◆ PROMPT
Reproduce the records below exactly as they appear.

[Stored records]

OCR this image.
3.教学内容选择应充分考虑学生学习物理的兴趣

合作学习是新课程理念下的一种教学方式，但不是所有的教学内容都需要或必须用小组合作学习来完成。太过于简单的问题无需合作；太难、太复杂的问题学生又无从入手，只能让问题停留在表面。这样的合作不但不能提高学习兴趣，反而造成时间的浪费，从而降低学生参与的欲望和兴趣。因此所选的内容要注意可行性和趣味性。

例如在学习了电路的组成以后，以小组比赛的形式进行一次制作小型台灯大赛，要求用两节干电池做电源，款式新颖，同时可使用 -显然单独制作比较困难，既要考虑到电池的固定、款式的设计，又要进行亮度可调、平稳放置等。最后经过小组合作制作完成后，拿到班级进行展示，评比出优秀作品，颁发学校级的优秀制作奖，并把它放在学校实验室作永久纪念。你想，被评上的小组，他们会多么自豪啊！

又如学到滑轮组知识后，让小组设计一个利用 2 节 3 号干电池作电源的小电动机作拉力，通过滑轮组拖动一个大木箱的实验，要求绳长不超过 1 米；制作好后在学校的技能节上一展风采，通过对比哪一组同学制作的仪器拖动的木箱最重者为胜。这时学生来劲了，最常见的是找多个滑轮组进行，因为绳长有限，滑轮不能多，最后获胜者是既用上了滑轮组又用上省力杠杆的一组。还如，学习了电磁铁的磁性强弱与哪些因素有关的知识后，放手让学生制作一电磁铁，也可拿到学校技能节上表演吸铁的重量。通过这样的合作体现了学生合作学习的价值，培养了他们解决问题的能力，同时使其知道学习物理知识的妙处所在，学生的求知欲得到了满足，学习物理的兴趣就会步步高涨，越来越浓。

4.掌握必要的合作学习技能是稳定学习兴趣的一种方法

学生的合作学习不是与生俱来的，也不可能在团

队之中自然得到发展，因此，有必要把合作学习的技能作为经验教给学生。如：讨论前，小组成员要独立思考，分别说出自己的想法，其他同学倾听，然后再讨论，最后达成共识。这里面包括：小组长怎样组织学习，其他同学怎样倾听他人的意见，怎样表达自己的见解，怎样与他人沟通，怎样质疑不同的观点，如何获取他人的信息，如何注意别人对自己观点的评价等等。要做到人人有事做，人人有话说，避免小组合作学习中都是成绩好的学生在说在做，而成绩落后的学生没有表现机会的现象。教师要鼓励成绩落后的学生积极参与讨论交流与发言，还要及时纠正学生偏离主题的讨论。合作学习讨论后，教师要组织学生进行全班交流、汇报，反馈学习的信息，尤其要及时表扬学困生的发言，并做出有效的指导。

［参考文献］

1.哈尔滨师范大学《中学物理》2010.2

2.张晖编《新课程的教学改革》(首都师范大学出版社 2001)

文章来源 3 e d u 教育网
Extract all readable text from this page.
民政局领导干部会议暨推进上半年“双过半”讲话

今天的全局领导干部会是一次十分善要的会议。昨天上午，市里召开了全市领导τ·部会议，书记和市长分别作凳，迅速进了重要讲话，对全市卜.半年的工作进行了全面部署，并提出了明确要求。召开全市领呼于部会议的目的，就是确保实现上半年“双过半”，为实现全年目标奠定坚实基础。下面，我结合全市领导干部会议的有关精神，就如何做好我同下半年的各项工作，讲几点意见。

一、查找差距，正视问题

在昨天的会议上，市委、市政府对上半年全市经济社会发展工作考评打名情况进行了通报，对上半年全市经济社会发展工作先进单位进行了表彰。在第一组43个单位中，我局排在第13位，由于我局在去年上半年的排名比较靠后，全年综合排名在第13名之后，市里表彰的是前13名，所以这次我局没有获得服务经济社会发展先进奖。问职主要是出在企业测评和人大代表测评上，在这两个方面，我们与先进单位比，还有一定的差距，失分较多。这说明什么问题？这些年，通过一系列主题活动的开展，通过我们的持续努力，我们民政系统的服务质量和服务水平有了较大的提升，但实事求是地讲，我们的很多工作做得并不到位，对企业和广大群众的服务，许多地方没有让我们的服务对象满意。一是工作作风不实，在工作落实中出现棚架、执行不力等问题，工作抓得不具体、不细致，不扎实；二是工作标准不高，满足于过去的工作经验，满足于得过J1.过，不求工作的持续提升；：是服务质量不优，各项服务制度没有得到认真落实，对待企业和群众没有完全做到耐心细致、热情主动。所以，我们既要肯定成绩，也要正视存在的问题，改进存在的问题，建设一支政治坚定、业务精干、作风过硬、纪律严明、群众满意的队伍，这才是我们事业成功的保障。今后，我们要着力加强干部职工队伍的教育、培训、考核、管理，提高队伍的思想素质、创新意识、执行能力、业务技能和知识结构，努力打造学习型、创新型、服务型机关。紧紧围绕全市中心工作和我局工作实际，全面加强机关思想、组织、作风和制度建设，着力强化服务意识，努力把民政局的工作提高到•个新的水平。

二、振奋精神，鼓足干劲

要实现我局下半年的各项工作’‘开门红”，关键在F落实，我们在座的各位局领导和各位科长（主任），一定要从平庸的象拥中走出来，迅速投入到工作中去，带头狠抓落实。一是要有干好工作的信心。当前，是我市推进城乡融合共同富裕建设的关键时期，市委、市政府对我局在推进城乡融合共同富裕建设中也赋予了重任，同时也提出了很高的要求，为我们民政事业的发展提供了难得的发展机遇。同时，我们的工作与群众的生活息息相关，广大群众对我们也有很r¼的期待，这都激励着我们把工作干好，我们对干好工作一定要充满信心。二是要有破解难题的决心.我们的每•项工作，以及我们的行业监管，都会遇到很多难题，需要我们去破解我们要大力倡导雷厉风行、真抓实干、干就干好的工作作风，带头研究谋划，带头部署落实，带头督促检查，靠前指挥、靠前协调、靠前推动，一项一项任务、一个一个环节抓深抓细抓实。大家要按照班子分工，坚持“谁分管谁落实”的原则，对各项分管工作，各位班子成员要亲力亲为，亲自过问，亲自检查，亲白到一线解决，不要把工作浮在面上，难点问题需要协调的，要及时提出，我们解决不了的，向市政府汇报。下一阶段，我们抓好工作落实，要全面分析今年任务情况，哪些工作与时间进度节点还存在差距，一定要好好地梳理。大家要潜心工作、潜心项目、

◆ THE REPLY
OCR this image.
3.教学内容选择应充分考虑学生学习物理的兴趣

合作学习是新课程理念下的一种教学方式，但不是所有的教学内容都需要或必须用小组合作学习来完成。太过于简单的问题无需合作；太难、太复杂的问题学生又无从入手，只能让问题停留在表面。这样的合作不但不能提高学习兴趣，反而造成时间的浪费，从而降低学生参与的欲望和兴趣。因此所选的内容要注意可行性和趣味性。

例如在学习了电路的组成以后，以小组比赛的形式进行一次制作小型台灯大赛，要求用两节干电池做电源，款式新颖，同时可使用 -显然单独制作比较困难，既要考虑到电池的固定、款式的设计，又要进行亮度可调、平稳放置等。最后经过小组合作制作完成后，拿到班级进行展示，评比出优秀作品，颁发学校级的优秀制作奖，并把它放在学校实验室作永久纪念。你想，被评上的小组，他们会多么自豪啊！

又如学到滑轮组知识后，让小组设计一个利用 2 节 3 号干电池作电源的小电动机作拉力，通过滑轮组拖动一个大木箱的实验，要求绳长不超过 1 米；制作好后在学校的技能节上一展风采，通过对比哪一组同学制作的仪器拖动的木箱最重者为胜。这时学生来劲了，最常见的是找多个滑轮组进行，因为绳长有限，滑轮不能多，最后获胜者是既用上了滑轮组又用上省力杠杆的一组。还如，学习了电磁铁的磁性强弱与哪些因素有关的知识后，放手让学生制作一电磁铁，也可拿到学校技能节上表演吸铁的重量。通过这样的合作体现了学生合作学习的价值，培养了他们解决问题的能力，同时使其知道学习物理知识的妙处所在，学生的求知欲得到了满足，学习物理的兴趣就会步步高涨，越来越浓。

4.掌握必要的合作学习技能是稳定学习兴趣的一种方法

学生的合作学习不是与生俱来的，也不可能在团

队之中自然得到发展，因此，有必要把合作学习的技能作为经验教给学生。如：讨论前，小组成员要独立思考，分别说出自己的想法，其他同学倾听，然后再讨论，最后达成共识。这里面包括：小组长怎样组织学习，其他同学怎样倾听他人的意见，怎样表达自己的见解，怎样与他人沟通，怎样质疑不同的观点，如何获取他人的信息，如何注意别人对自己观点的评价等等。要做到人人有事做，人人有话说，避免小组合作学习中都是成绩好的学生在说在做，而成绩落后的学生没有表现机会的现象。教师要鼓励成绩落后的学生积极参与讨论交流与发言，还要及时纠正学生偏离主题的讨论。合作学习讨论后，教师要组织学生进行全班交流、汇报，反馈学习的信息，尤其要及时表扬学困生的发言，并做出有效的指导。

［参考文献］

1.哈尔滨师范大学《中学物理》2010.2

2.张晖编《新课程的教学改革》(首都师范大学出版社 2001)

文章来源 3 e d u 教育网
Extract all readable text from this page.
民政局领导干部会议暨推进上半年“双过半”讲话

今天的全局领导干部会是一次十分善要的会议。昨天上午，市里召开了全市领导τ·部会议，书记和市长分别作凳，迅速进了重要讲话，对全市卜.半年的工作进行了全面部署，并提出了明确要求。召开全市领呼于部会议的目的，就是确保实现上半年“双过半”，为实现全年目标奠定坚实基础。下面，我结合全市领导干部会议的有关精神，就如何做好我同下半年的各项工作，讲几点意见。

一、查找差距，正视问题

在昨天的会议上，市委、市政府对上半年全市经济社会发展工作考评打名情况进行了通报，对上半年全市经济社会发展工作先进单位进行了表彰。在第一组43个单位中，我局排在第13位，由于我局在去年上半年的排名比较靠后，全年综合排名在第13名之后，市里表彰的是前13名，所以这次我局没有获得服务经济社会发展先进奖。问职主要是出在企业测评和人大代表测评上，在这两个方面，我们与先进单位比，还有一定的差距，失分较多。这说明什么问题？这些年，通过一系列主题活动的开展，通过我们的持续努力，我们民政系统的服务质量和服务水平有了较大的提升，但实事求是地讲，我们的很多工作做得并不到位，对企业和广大群众的服务，许多地方没有让我们的服务对象满意。一是工作作风不实，在工作落实中出现棚架、执行不力等问题，工作抓得不具体、不细致，不扎实；二是工作标准不高，满足于过去的工作经验，满足于得过J1.过，不求工作的持续提升；：是服务质量不优，各项服务制度没有得到认真落实，对待企业和群众没有完全做到耐心细致、热情主动。所以，我们既要肯定成绩，也要正视存在的问题，改进存在的问题，建设一支政治坚定、业务精干、作风过硬、纪律严明、群众满意的队伍，这才是我们事业成功的保障。今后，我们要着力加强干部职工队伍的教育、培训、考核、管理，提高队伍的思想素质、创新意识、执行能力、业务技能和知识结构，努力打造学习型、创新型、服务型机关。紧紧围绕全市中心工作和我局工作实际，全面加强机关思想、组织、作风和制度建设，着力强化服务意识，努力把民政局的工作提高到•个新的水平。

二、振奋精神，鼓足干劲

要实现我局下半年的各项工作’‘开门红”，关键在F落实，我们在座的各位局领导和各位科长（主任），一定要从平庸的象拥中走出来，迅速投入到工作中去，带头狠抓落实。一是要有干好工作的信心。当前，是我市推进城乡融合共同富裕建设的关键时期，市委、市政府对我局在推进城乡融合共同富裕建设中也赋予了重任，同时也提出了很高的要求，为我们民政事业的发展提供了难得的发展机遇。同时，我们的工作与群众的生活息息相关，广大群众对我们也有很r¼的期待，这都激励着我们把工作干好，我们对干好工作一定要充满信心。二是要有破解难题的决心.我们的每•项工作，以及我们的行业监管，都会遇到很多难题，需要我们去破解我们要大力倡导雷厉风行、真抓实干、干就干好的工作作风，带头研究谋划，带头部署落实，带头督促检查，靠前指挥、靠前协调、靠前推动，一项一项任务、一个一个环节抓深抓细抓实。大家要按照班子分工，坚持“谁分管谁落实”的原则，对各项分管工作，各位班子成员要亲力亲为，亲自过问，亲自检查，亲白到一线解决，不要把工作浮在面上，难点问题需要协调的，要及时提出，我们解决不了的，向市政府汇报。下一阶段，我们抓好工作落实，要全面分析今年任务情况，哪些工作与时间进度节点还存在差距，一定要好好地梳理。大家要潜心工作、潜心项目、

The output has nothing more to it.